* AVAILABLE RECORDS:
════════════════════

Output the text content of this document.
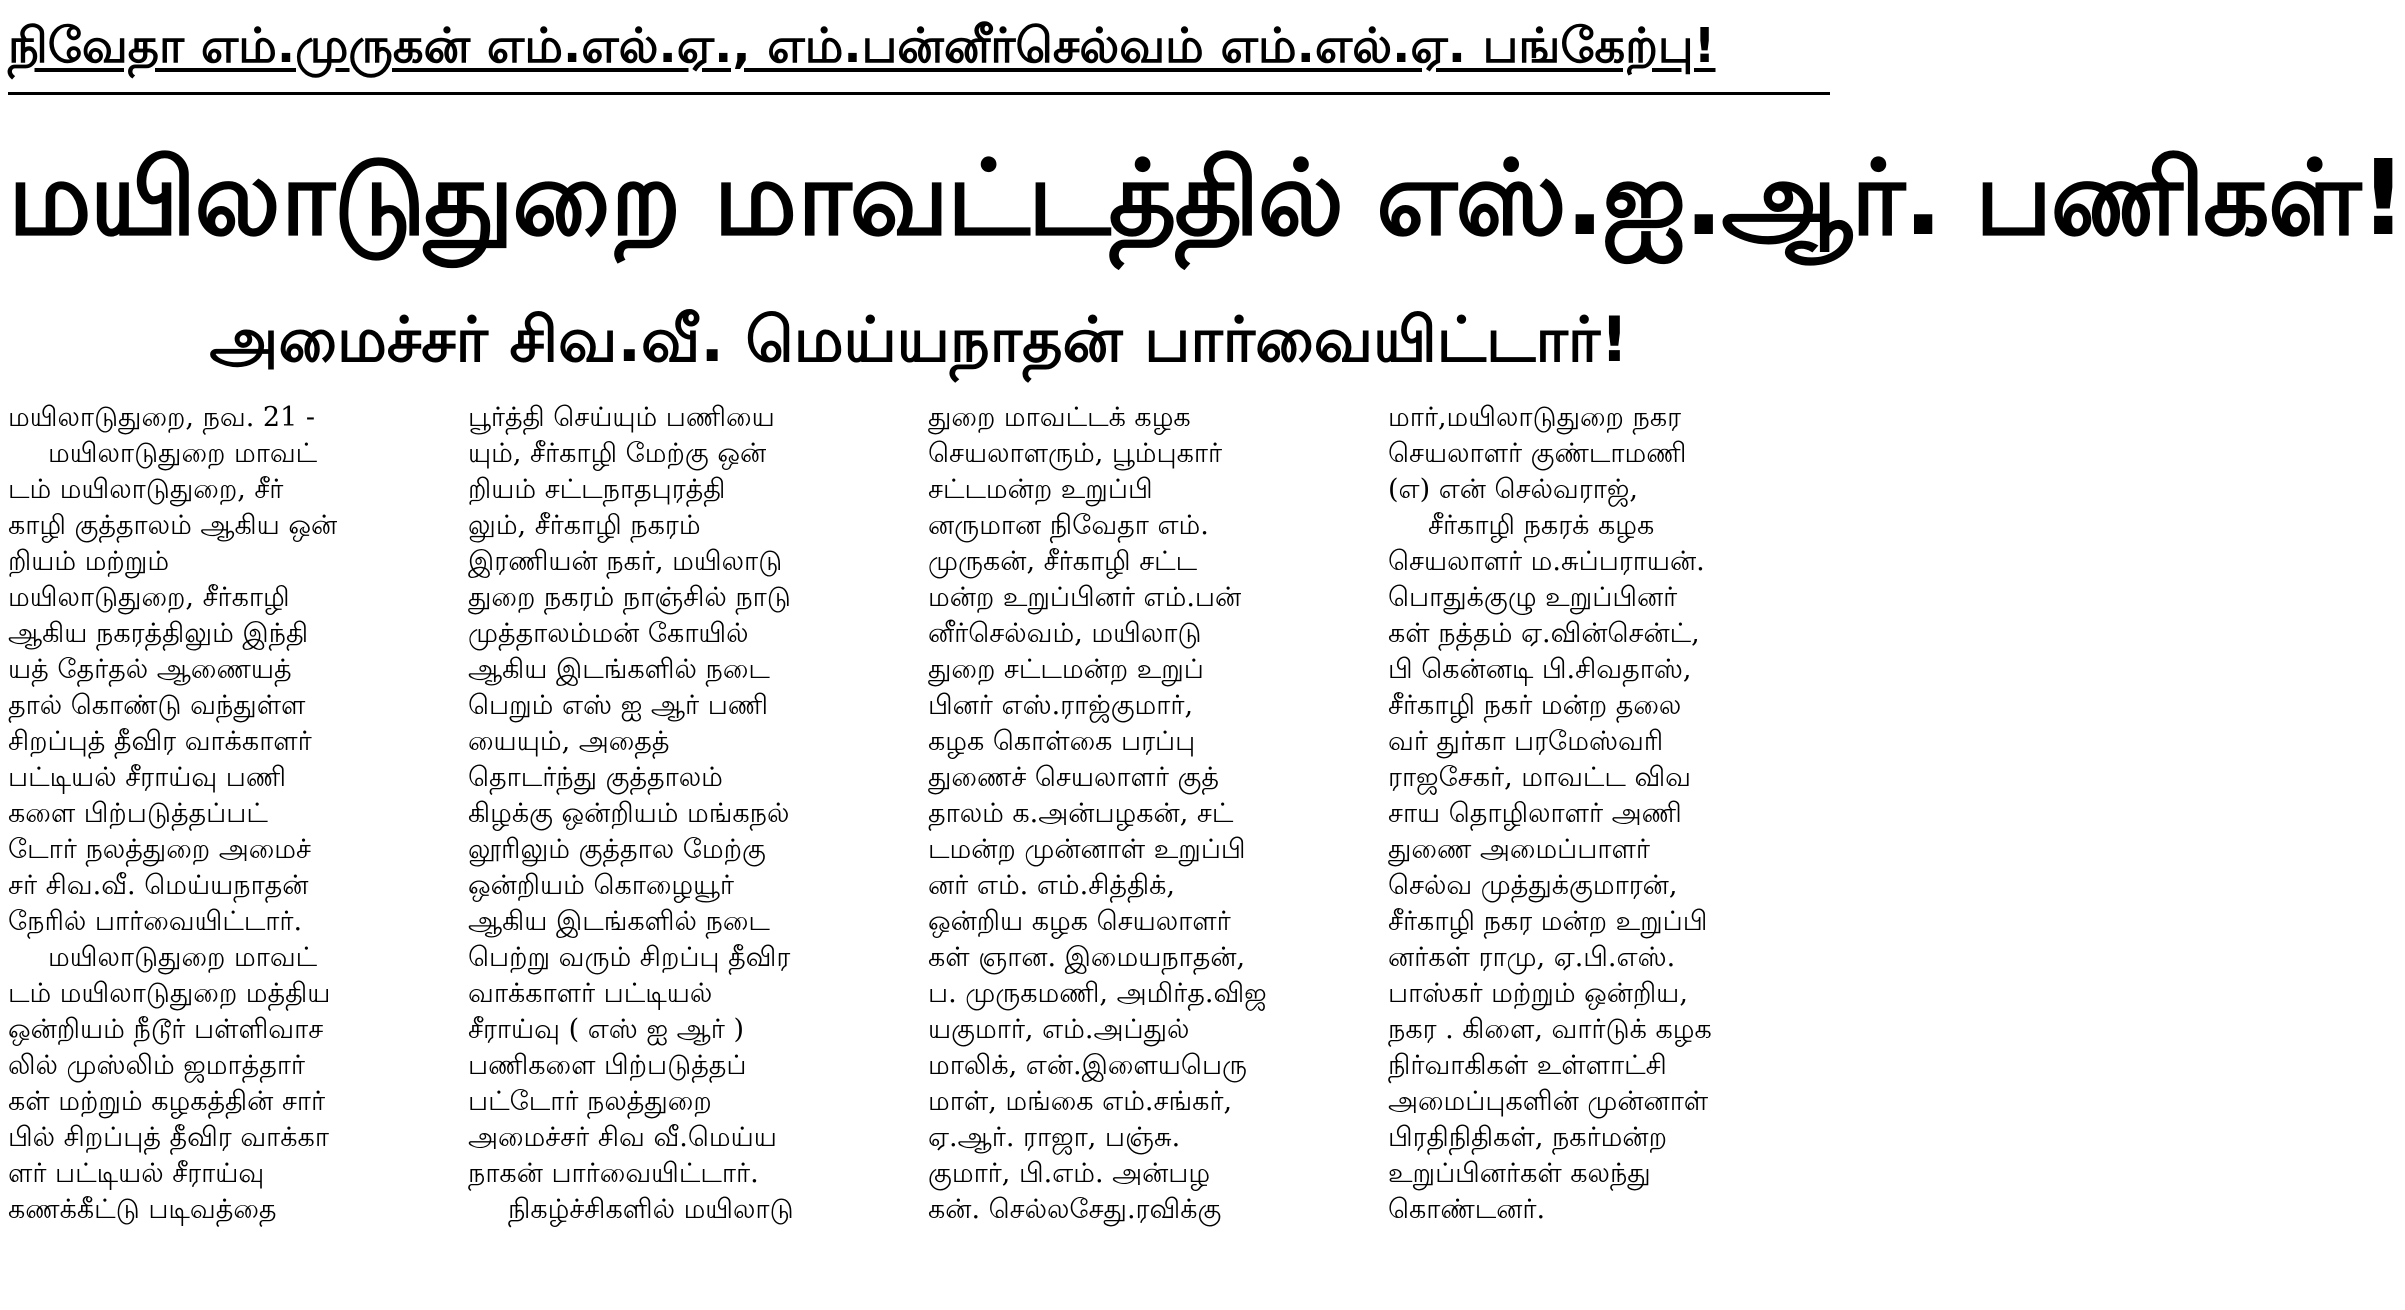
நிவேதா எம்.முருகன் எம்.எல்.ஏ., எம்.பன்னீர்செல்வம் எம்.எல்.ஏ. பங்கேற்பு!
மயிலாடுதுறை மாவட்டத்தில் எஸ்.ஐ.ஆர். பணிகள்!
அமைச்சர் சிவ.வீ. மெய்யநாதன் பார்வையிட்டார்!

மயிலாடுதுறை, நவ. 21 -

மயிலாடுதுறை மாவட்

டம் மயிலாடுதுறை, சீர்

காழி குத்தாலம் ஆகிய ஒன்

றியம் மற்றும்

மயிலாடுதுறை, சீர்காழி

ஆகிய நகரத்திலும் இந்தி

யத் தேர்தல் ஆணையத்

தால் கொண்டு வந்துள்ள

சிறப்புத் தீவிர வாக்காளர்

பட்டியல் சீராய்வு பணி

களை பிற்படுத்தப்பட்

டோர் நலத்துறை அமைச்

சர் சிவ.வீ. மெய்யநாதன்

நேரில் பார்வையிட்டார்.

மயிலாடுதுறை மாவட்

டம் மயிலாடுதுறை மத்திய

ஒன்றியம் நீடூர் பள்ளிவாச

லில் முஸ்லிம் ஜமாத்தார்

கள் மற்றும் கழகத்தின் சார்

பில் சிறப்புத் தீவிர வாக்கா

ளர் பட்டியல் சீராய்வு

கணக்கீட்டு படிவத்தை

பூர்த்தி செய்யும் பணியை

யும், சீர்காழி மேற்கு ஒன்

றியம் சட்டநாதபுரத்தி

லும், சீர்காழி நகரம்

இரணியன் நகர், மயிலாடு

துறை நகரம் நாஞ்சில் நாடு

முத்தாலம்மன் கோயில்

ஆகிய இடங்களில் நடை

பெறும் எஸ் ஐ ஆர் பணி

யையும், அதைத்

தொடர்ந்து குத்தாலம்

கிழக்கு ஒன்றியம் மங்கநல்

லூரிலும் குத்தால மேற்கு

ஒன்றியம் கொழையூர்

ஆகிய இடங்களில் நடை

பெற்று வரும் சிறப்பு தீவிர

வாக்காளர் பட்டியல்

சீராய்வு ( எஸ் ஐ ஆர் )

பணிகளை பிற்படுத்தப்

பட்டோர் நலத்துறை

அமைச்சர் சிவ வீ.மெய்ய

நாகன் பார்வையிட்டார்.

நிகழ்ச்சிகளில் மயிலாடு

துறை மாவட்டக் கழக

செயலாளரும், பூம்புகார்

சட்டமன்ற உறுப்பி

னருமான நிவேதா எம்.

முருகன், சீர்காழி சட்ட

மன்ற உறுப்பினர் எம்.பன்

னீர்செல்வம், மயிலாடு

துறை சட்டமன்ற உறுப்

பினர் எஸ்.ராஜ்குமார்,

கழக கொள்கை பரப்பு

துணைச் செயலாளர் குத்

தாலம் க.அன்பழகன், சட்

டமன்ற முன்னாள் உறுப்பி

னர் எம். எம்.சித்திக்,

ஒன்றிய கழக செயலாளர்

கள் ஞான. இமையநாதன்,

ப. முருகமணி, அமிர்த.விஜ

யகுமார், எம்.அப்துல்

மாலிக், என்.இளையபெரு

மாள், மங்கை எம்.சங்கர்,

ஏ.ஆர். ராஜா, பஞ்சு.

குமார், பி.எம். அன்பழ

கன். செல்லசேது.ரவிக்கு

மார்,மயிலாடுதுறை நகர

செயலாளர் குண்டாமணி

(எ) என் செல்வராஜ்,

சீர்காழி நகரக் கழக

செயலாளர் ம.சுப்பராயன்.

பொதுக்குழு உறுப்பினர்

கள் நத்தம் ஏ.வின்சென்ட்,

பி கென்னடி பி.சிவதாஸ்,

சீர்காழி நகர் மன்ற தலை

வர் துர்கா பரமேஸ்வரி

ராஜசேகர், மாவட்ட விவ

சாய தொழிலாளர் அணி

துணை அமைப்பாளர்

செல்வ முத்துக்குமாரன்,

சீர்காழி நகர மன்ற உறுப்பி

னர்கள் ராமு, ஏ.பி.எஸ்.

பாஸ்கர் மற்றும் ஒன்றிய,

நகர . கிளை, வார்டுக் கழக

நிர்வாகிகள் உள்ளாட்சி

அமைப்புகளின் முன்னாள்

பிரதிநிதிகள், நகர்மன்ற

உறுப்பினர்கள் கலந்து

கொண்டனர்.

════════════════════

* YOUR INSTRUCTIONS: Write out each entry exactly as given, but skip the pictures.

* OUTPUT:
Output the text content of this document.
நிவேதா எம்.முருகன் எம்.எல்.ஏ., எம்.பன்னீர்செல்வம் எம்.எல்.ஏ. பங்கேற்பு!
மயிலாடுதுறை மாவட்டத்தில் எஸ்.ஐ.ஆர். பணிகள்!
அமைச்சர் சிவ.வீ. மெய்யநாதன் பார்வையிட்டார்!

மயிலாடுதுறை, நவ. 21 -

மயிலாடுதுறை மாவட்

டம் மயிலாடுதுறை, சீர்

காழி குத்தாலம் ஆகிய ஒன்

றியம் மற்றும்

மயிலாடுதுறை, சீர்காழி

ஆகிய நகரத்திலும் இந்தி

யத் தேர்தல் ஆணையத்

தால் கொண்டு வந்துள்ள

சிறப்புத் தீவிர வாக்காளர்

பட்டியல் சீராய்வு பணி

களை பிற்படுத்தப்பட்

டோர் நலத்துறை அமைச்

சர் சிவ.வீ. மெய்யநாதன்

நேரில் பார்வையிட்டார்.

மயிலாடுதுறை மாவட்

டம் மயிலாடுதுறை மத்திய

ஒன்றியம் நீடூர் பள்ளிவாச

லில் முஸ்லிம் ஜமாத்தார்

கள் மற்றும் கழகத்தின் சார்

பில் சிறப்புத் தீவிர வாக்கா

ளர் பட்டியல் சீராய்வு

கணக்கீட்டு படிவத்தை

பூர்த்தி செய்யும் பணியை

யும், சீர்காழி மேற்கு ஒன்

றியம் சட்டநாதபுரத்தி

லும், சீர்காழி நகரம்

இரணியன் நகர், மயிலாடு

துறை நகரம் நாஞ்சில் நாடு

முத்தாலம்மன் கோயில்

ஆகிய இடங்களில் நடை

பெறும் எஸ் ஐ ஆர் பணி

யையும், அதைத்

தொடர்ந்து குத்தாலம்

கிழக்கு ஒன்றியம் மங்கநல்

லூரிலும் குத்தால மேற்கு

ஒன்றியம் கொழையூர்

ஆகிய இடங்களில் நடை

பெற்று வரும் சிறப்பு தீவிர

வாக்காளர் பட்டியல்

சீராய்வு ( எஸ் ஐ ஆர் )

பணிகளை பிற்படுத்தப்

பட்டோர் நலத்துறை

அமைச்சர் சிவ வீ.மெய்ய

நாகன் பார்வையிட்டார்.

நிகழ்ச்சிகளில் மயிலாடு

துறை மாவட்டக் கழக

செயலாளரும், பூம்புகார்

சட்டமன்ற உறுப்பி

னருமான நிவேதா எம்.

முருகன், சீர்காழி சட்ட

மன்ற உறுப்பினர் எம்.பன்

னீர்செல்வம், மயிலாடு

துறை சட்டமன்ற உறுப்

பினர் எஸ்.ராஜ்குமார்,

கழக கொள்கை பரப்பு

துணைச் செயலாளர் குத்

தாலம் க.அன்பழகன், சட்

டமன்ற முன்னாள் உறுப்பி

னர் எம். எம்.சித்திக்,

ஒன்றிய கழக செயலாளர்

கள் ஞான. இமையநாதன்,

ப. முருகமணி, அமிர்த.விஜ

யகுமார், எம்.அப்துல்

மாலிக், என்.இளையபெரு

மாள், மங்கை எம்.சங்கர்,

ஏ.ஆர். ராஜா, பஞ்சு.

குமார், பி.எம். அன்பழ

கன். செல்லசேது.ரவிக்கு

மார்,மயிலாடுதுறை நகர

செயலாளர் குண்டாமணி

(எ) என் செல்வராஜ்,

சீர்காழி நகரக் கழக

செயலாளர் ம.சுப்பராயன்.

பொதுக்குழு உறுப்பினர்

கள் நத்தம் ஏ.வின்சென்ட்,

பி கென்னடி பி.சிவதாஸ்,

சீர்காழி நகர் மன்ற தலை

வர் துர்கா பரமேஸ்வரி

ராஜசேகர், மாவட்ட விவ

சாய தொழிலாளர் அணி

துணை அமைப்பாளர்

செல்வ முத்துக்குமாரன்,

சீர்காழி நகர மன்ற உறுப்பி

னர்கள் ராமு, ஏ.பி.எஸ்.

பாஸ்கர் மற்றும் ஒன்றிய,

நகர . கிளை, வார்டுக் கழக

நிர்வாகிகள் உள்ளாட்சி

அமைப்புகளின் முன்னாள்

பிரதிநிதிகள், நகர்மன்ற

உறுப்பினர்கள் கலந்து

கொண்டனர்.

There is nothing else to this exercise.